[Start SOURCE EXCERPT]

# Proper use of Lux Meter?



## FlashlightOCD (Sep 5, 2003)

I just got an LM631 Lux Meter today, and was wondering what the proper technique for using it is.

This is what I did:

1) Set the meter in a relatively dim corner and set it to peak mode.
2) Waited a few seconds for it to settle on a peak (30).
3) Hit it with the center beam of my E2e from about one meter away (1880).
4) Subtracted 30 from 1880 to get 1850.

Did I do that correctly? Does 1850 Lux seem plausible for E2e with fresh Batteries?


----------



## PaulW (Sep 5, 2003)

Yes, that is about right -- a good approximation. But if you had measured the distance at one meter exactly, your accuracy would have been maximum, equal to the accuracy of the meter. A 10% error in distance will create a 20% error in light intensity.

Your ambient light level is less than 1 per cent. If it's less than, say, 10 per cent, your subtraction method should be valid. It might be valid at any ambient level, but I'm not sure. Perhaps Doug S will chime in. He's a smart cookie on stuff like this.

850 lux sounds about right for am E2e. Believe it or not, although I have an E2e, I have not measured the intensity of its beam. But I did measure my A2 at 2400.

When I first got my meter, I tried the peak mode. It worked all right, but I enjoy seeing the reading vary as I move the light to maximize the reading. It helps me find that "sweet spot." . . . just a personal preference.

Paul


----------



## Doug S (Sep 5, 2003)

Paul is spot on with his emphasis on the sensitivity of the distance error. Your method of subtracting out the ambient should work fine of any ambient level. I have no idea what a reasonable measurement would be for your light. To the best of my knowledge, I have never even laid eyes upon a Surefire product. I can hear people gasping in disbelief but it is true.


----------



## JohnK (Sep 5, 2003)

As an optometrist that has done industrial work, I don't really understand the value of the Lux meters (with flash lights). They measure a brightness value at a "point", which says absolutely nothing about the "surround", or "lumens", or really anything.

I could forsee a manufacturer making a reflector that pops a zillion "lux" at a tiny point, then goes to heck every where else.

I think the only scenerio where this measurement is useful, is in real world situations with DIFFUSE lighting; where perhaps an assembly line is fairly uniformly lighted by fluroscents, etc., and judgements can be made as to the proper brightness/illumination level.

[End SOURCE EXCERPT]

▸ WRITTEN REQUEST 1: Reproduce word for word the section of the lux meter thread that begins with the words "1) Set the meter" and ends with the words "meter away (1880).".

[Start DATASET ROWS]

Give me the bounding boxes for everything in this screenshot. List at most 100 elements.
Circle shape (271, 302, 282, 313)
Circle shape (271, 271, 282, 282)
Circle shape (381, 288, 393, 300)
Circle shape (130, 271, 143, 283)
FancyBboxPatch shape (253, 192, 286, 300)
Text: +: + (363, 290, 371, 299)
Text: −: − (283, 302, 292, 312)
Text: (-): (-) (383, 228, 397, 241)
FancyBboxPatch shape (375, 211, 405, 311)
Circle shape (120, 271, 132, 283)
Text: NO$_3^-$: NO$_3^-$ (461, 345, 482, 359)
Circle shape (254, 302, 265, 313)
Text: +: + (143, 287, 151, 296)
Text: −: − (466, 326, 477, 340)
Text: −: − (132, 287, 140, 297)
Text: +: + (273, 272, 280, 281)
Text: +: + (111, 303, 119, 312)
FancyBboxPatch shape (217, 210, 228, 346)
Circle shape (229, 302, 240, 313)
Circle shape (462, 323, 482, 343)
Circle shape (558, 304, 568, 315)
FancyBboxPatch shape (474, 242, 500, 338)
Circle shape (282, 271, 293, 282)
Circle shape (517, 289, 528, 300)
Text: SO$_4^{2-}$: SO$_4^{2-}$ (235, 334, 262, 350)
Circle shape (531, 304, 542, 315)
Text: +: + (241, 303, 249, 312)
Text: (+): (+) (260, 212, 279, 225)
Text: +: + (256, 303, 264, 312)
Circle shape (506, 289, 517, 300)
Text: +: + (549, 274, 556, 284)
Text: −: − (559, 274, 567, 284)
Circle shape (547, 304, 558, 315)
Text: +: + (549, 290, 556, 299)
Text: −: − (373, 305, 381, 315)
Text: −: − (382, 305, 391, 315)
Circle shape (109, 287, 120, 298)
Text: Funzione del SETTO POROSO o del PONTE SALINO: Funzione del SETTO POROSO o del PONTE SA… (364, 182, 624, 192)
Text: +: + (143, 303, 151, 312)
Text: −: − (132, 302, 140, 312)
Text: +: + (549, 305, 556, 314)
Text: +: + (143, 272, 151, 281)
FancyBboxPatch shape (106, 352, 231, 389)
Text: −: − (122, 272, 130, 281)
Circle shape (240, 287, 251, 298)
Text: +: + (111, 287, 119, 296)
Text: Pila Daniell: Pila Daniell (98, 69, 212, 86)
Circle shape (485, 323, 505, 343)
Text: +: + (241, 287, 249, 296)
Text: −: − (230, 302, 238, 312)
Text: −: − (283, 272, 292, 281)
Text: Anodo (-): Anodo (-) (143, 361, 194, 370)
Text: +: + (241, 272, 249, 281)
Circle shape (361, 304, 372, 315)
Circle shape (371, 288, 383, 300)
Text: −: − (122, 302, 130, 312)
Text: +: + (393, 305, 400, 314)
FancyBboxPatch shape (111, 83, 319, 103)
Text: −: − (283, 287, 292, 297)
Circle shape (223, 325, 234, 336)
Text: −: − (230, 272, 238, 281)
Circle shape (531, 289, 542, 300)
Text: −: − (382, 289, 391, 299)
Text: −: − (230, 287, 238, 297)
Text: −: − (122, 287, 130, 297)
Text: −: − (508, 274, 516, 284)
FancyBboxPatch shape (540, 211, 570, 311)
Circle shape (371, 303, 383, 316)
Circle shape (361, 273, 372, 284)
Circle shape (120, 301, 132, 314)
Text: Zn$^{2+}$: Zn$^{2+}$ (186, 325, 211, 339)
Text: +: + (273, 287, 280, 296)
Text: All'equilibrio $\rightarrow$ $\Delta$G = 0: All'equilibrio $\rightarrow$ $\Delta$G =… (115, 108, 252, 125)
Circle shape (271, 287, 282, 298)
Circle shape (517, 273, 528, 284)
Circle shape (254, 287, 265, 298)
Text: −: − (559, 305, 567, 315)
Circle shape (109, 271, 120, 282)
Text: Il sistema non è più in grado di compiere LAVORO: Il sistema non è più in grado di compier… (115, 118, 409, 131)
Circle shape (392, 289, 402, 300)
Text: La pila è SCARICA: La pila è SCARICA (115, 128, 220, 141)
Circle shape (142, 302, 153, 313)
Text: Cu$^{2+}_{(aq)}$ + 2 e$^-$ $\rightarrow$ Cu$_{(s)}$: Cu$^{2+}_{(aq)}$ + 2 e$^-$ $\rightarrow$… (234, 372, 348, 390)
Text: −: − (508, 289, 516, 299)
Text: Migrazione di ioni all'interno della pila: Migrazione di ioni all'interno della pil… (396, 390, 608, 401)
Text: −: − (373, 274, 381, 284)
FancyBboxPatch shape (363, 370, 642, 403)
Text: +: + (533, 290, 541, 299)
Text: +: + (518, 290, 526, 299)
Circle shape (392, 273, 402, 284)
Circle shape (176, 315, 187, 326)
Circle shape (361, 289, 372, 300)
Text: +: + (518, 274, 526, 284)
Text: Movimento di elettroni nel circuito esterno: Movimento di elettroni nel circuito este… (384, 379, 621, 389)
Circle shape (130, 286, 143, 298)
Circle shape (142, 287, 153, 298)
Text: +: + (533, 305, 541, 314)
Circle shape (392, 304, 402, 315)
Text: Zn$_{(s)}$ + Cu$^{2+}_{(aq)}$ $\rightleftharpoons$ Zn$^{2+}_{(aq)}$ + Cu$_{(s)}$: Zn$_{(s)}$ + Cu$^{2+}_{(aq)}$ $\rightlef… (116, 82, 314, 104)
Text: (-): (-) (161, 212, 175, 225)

[End DATASET ROWS]

▸ WRITTEN REQUEST 2: Quote the rows from their first line through the line containing "FancyBboxPatch shape (253, 192, 286, 300)", including both of those lines.

▸ CORRECT RESPONSE 1:
1) Set the meter in a relatively dim corner and set it to peak mode.
2) Waited a few seconds for it to settle on a peak (30).
3) Hit it with the center beam of my E2e from about one meter away (1880).

▸ CORRECT RESPONSE 2:
Give me the bounding boxes for everything in this screenshot. List at most 100 elements.
Circle shape (271, 302, 282, 313)
Circle shape (271, 271, 282, 282)
Circle shape (381, 288, 393, 300)
Circle shape (130, 271, 143, 283)
FancyBboxPatch shape (253, 192, 286, 300)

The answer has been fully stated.